(Rows from a dataset)
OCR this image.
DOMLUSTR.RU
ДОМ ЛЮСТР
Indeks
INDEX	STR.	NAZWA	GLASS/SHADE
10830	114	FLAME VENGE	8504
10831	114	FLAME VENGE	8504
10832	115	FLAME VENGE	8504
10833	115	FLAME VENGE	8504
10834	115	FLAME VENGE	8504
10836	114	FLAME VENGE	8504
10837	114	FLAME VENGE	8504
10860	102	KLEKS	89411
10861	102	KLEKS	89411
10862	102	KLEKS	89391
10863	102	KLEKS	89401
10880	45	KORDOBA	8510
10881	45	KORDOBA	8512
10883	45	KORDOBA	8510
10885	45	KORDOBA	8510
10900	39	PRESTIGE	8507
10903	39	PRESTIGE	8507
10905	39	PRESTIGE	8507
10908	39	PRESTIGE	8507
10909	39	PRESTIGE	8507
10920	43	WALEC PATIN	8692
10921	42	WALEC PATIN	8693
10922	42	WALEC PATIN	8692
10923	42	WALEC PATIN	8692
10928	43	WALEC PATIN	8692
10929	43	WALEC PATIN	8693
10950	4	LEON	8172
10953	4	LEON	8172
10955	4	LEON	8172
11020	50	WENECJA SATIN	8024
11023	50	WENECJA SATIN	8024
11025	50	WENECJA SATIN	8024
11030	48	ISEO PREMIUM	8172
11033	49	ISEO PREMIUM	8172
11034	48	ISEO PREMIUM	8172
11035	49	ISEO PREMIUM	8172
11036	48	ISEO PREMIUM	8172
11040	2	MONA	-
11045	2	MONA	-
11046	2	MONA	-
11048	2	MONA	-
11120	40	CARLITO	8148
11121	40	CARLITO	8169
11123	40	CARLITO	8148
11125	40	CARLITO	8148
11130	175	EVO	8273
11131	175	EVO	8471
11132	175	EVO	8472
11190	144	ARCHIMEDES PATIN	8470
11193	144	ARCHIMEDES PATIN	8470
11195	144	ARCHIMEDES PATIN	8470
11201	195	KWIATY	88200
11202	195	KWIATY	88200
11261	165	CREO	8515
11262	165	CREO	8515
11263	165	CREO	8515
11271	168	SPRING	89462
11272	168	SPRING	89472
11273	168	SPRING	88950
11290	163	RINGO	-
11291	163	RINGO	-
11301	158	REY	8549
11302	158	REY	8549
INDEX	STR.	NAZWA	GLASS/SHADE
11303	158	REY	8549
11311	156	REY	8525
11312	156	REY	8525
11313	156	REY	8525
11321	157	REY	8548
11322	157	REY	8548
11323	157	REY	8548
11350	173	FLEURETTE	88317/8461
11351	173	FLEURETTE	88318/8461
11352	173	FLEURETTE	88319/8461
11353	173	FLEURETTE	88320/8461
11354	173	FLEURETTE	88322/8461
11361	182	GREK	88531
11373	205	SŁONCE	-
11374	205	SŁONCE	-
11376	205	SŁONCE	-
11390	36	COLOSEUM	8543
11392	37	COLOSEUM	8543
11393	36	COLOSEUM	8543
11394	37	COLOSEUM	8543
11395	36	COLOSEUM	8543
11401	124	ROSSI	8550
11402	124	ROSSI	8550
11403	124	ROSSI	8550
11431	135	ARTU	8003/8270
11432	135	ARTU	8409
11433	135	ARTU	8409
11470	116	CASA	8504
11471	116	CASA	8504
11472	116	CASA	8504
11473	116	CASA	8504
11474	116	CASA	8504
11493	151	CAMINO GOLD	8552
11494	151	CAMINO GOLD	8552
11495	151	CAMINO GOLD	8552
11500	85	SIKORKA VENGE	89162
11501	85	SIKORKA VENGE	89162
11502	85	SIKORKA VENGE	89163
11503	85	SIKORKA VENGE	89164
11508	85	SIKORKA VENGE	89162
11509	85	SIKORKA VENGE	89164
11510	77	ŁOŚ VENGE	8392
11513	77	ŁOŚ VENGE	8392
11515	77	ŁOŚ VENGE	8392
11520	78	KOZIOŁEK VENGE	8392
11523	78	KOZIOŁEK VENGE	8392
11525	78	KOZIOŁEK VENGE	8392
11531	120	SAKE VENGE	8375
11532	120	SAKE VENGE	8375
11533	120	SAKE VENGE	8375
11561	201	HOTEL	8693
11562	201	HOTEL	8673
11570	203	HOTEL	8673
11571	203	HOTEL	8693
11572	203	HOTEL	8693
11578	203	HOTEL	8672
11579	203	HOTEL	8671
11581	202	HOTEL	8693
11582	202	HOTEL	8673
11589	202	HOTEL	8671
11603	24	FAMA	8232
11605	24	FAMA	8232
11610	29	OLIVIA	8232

Directions => The listing above must be transcribed exactly, line by line.

Solution to this task =>
OCR this image.
DOMLUSTR.RU
ДОМ ЛЮСТР
Indeks
INDEX	STR.	NAZWA	GLASS/SHADE
10830	114	FLAME VENGE	8504
10831	114	FLAME VENGE	8504
10832	115	FLAME VENGE	8504
10833	115	FLAME VENGE	8504
10834	115	FLAME VENGE	8504
10836	114	FLAME VENGE	8504
10837	114	FLAME VENGE	8504
10860	102	KLEKS	89411
10861	102	KLEKS	89411
10862	102	KLEKS	89391
10863	102	KLEKS	89401
10880	45	KORDOBA	8510
10881	45	KORDOBA	8512
10883	45	KORDOBA	8510
10885	45	KORDOBA	8510
10900	39	PRESTIGE	8507
10903	39	PRESTIGE	8507
10905	39	PRESTIGE	8507
10908	39	PRESTIGE	8507
10909	39	PRESTIGE	8507
10920	43	WALEC PATIN	8692
10921	42	WALEC PATIN	8693
10922	42	WALEC PATIN	8692
10923	42	WALEC PATIN	8692
10928	43	WALEC PATIN	8692
10929	43	WALEC PATIN	8693
10950	4	LEON	8172
10953	4	LEON	8172
10955	4	LEON	8172
11020	50	WENECJA SATIN	8024
11023	50	WENECJA SATIN	8024
11025	50	WENECJA SATIN	8024
11030	48	ISEO PREMIUM	8172
11033	49	ISEO PREMIUM	8172
11034	48	ISEO PREMIUM	8172
11035	49	ISEO PREMIUM	8172
11036	48	ISEO PREMIUM	8172
11040	2	MONA	-
11045	2	MONA	-
11046	2	MONA	-
11048	2	MONA	-
11120	40	CARLITO	8148
11121	40	CARLITO	8169
11123	40	CARLITO	8148
11125	40	CARLITO	8148
11130	175	EVO	8273
11131	175	EVO	8471
11132	175	EVO	8472
11190	144	ARCHIMEDES PATIN	8470
11193	144	ARCHIMEDES PATIN	8470
11195	144	ARCHIMEDES PATIN	8470
11201	195	KWIATY	88200
11202	195	KWIATY	88200
11261	165	CREO	8515
11262	165	CREO	8515
11263	165	CREO	8515
11271	168	SPRING	89462
11272	168	SPRING	89472
11273	168	SPRING	88950
11290	163	RINGO	-
11291	163	RINGO	-
11301	158	REY	8549
11302	158	REY	8549
INDEX	STR.	NAZWA	GLASS/SHADE
11303	158	REY	8549
11311	156	REY	8525
11312	156	REY	8525
11313	156	REY	8525
11321	157	REY	8548
11322	157	REY	8548
11323	157	REY	8548
11350	173	FLEURETTE	88317/8461
11351	173	FLEURETTE	88318/8461
11352	173	FLEURETTE	88319/8461
11353	173	FLEURETTE	88320/8461
11354	173	FLEURETTE	88322/8461
11361	182	GREK	88531
11373	205	SŁONCE	-
11374	205	SŁONCE	-
11376	205	SŁONCE	-
11390	36	COLOSEUM	8543
11392	37	COLOSEUM	8543
11393	36	COLOSEUM	8543
11394	37	COLOSEUM	8543
11395	36	COLOSEUM	8543
11401	124	ROSSI	8550
11402	124	ROSSI	8550
11403	124	ROSSI	8550
11431	135	ARTU	8003/8270
11432	135	ARTU	8409
11433	135	ARTU	8409
11470	116	CASA	8504
11471	116	CASA	8504
11472	116	CASA	8504
11473	116	CASA	8504
11474	116	CASA	8504
11493	151	CAMINO GOLD	8552
11494	151	CAMINO GOLD	8552
11495	151	CAMINO GOLD	8552
11500	85	SIKORKA VENGE	89162
11501	85	SIKORKA VENGE	89162
11502	85	SIKORKA VENGE	89163
11503	85	SIKORKA VENGE	89164
11508	85	SIKORKA VENGE	89162
11509	85	SIKORKA VENGE	89164
11510	77	ŁOŚ VENGE	8392
11513	77	ŁOŚ VENGE	8392
11515	77	ŁOŚ VENGE	8392
11520	78	KOZIOŁEK VENGE	8392
11523	78	KOZIOŁEK VENGE	8392
11525	78	KOZIOŁEK VENGE	8392
11531	120	SAKE VENGE	8375
11532	120	SAKE VENGE	8375
11533	120	SAKE VENGE	8375
11561	201	HOTEL	8693
11562	201	HOTEL	8673
11570	203	HOTEL	8673
11571	203	HOTEL	8693
11572	203	HOTEL	8693
11578	203	HOTEL	8672
11579	203	HOTEL	8671
11581	202	HOTEL	8693
11582	202	HOTEL	8673
11589	202	HOTEL	8671
11603	24	FAMA	8232
11605	24	FAMA	8232
11610	29	OLIVIA	8232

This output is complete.